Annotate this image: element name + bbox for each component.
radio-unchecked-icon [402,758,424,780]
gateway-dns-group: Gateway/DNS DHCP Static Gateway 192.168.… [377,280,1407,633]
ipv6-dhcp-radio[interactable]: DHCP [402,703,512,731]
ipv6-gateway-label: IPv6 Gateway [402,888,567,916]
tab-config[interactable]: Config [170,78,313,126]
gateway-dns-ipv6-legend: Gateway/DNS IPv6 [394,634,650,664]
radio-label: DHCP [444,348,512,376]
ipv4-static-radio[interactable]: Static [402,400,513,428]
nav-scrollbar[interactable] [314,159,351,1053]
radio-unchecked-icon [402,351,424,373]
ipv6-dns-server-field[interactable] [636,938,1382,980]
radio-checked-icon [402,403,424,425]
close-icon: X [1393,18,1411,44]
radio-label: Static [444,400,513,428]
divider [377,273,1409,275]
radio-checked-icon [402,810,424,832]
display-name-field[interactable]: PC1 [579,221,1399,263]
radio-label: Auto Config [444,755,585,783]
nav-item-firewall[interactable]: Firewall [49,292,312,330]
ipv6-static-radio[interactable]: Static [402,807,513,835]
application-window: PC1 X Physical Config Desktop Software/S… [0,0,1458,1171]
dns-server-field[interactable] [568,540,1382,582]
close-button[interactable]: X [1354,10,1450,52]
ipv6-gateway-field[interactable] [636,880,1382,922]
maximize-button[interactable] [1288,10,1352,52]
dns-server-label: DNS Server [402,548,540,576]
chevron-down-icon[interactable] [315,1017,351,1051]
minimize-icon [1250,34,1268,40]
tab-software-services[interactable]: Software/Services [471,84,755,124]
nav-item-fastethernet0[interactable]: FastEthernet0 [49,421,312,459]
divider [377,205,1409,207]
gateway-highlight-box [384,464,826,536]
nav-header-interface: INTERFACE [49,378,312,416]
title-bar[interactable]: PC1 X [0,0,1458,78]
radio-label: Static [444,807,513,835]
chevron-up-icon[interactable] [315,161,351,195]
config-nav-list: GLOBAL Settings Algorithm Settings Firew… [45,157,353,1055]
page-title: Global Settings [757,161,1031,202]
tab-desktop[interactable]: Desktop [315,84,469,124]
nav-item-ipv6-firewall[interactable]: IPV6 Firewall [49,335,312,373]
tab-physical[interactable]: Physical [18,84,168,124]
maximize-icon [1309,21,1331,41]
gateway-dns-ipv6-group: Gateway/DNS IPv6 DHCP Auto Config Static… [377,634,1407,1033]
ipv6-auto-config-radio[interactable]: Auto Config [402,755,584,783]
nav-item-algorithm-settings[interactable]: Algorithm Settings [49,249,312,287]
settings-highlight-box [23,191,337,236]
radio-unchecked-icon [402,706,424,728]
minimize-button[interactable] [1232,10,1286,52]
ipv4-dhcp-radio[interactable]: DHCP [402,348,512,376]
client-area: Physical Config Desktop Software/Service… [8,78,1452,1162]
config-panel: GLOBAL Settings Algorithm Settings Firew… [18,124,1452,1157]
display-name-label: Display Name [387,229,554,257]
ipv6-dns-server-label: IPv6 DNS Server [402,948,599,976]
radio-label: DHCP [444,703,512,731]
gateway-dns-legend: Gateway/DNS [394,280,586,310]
-.-.-
Description of the task:
Can you output the lines of the records above as a JSON list of strings, one string per line, leaving out blank lines?

Response for this exercise:
[
  "Annotate this image: element name + bbox for each component.",
  "radio-unchecked-icon [402,758,424,780]",
  "gateway-dns-group: Gateway/DNS DHCP Static Gateway 192.168.… [377,280,1407,633]",
  "ipv6-dhcp-radio[interactable]: DHCP [402,703,512,731]",
  "ipv6-gateway-label: IPv6 Gateway [402,888,567,916]",
  "tab-config[interactable]: Config [170,78,313,126]",
  "gateway-dns-ipv6-legend: Gateway/DNS IPv6 [394,634,650,664]",
  "radio-label: DHCP [444,348,512,376]",
  "ipv4-static-radio[interactable]: Static [402,400,513,428]",
  "nav-scrollbar[interactable] [314,159,351,1053]",
  "radio-unchecked-icon [402,351,424,373]",
  "ipv6-dns-server-field[interactable] [636,938,1382,980]",
  "radio-checked-icon [402,403,424,425]",
  "close-icon: X [1393,18,1411,44]",
  "radio-label: Static [444,400,513,428]",
  "divider [377,273,1409,275]",
  "radio-checked-icon [402,810,424,832]",
  "display-name-field[interactable]: PC1 [579,221,1399,263]",
  "radio-label: Auto Config [444,755,585,783]",
  "nav-item-firewall[interactable]: Firewall [49,292,312,330]",
  "ipv6-static-radio[interactable]: Static [402,807,513,835]",
  "application-window: PC1 X Physical Config Desktop Software/S… [0,0,1458,1171]",
  "dns-server-field[interactable] [568,540,1382,582]",
  "close-button[interactable]: X [1354,10,1450,52]",
  "ipv6-gateway-field[interactable] [636,880,1382,922]",
  "maximize-button[interactable] [1288,10,1352,52]",
  "dns-server-label: DNS Server [402,548,540,576]",
  "chevron-down-icon[interactable] [315,1017,351,1051]",
  "minimize-icon [1250,34,1268,40]",
  "tab-software-services[interactable]: Software/Services [471,84,755,124]",
  "nav-item-fastethernet0[interactable]: FastEthernet0 [49,421,312,459]",
  "divider [377,205,1409,207]",
  "gateway-highlight-box [384,464,826,536]",
  "nav-header-interface: INTERFACE [49,378,312,416]",
  "title-bar[interactable]: PC1 X [0,0,1458,78]",
  "radio-label: Static [444,807,513,835]",
  "chevron-up-icon[interactable] [315,161,351,195]",
  "config-nav-list: GLOBAL Settings Algorithm Settings Firew… [45,157,353,1055]",
  "page-title: Global Settings [757,161,1031,202]",
  "tab-desktop[interactable]: Desktop [315,84,469,124]",
  "nav-item-ipv6-firewall[interactable]: IPV6 Firewall [49,335,312,373]",
  "tab-physical[interactable]: Physical [18,84,168,124]",
  "maximize-icon [1309,21,1331,41]",
  "gateway-dns-ipv6-group: Gateway/DNS IPv6 DHCP Auto Config Static… [377,634,1407,1033]",
  "ipv6-auto-config-radio[interactable]: Auto Config [402,755,584,783]",
  "nav-item-algorithm-settings[interactable]: Algorithm Settings [49,249,312,287]",
  "settings-highlight-box [23,191,337,236]",
  "radio-unchecked-icon [402,706,424,728]",
  "minimize-button[interactable] [1232,10,1286,52]",
  "ipv4-dhcp-radio[interactable]: DHCP [402,348,512,376]",
  "client-area: Physical Config Desktop Software/Service… [8,78,1452,1162]",
  "config-panel: GLOBAL Settings Algorithm Settings Firew… [18,124,1452,1157]",
  "display-name-label: Display Name [387,229,554,257]",
  "ipv6-dns-server-label: IPv6 DNS Server [402,948,599,976]",
  "radio-label: DHCP [444,703,512,731]",
  "gateway-dns-legend: Gateway/DNS [394,280,586,310]"
]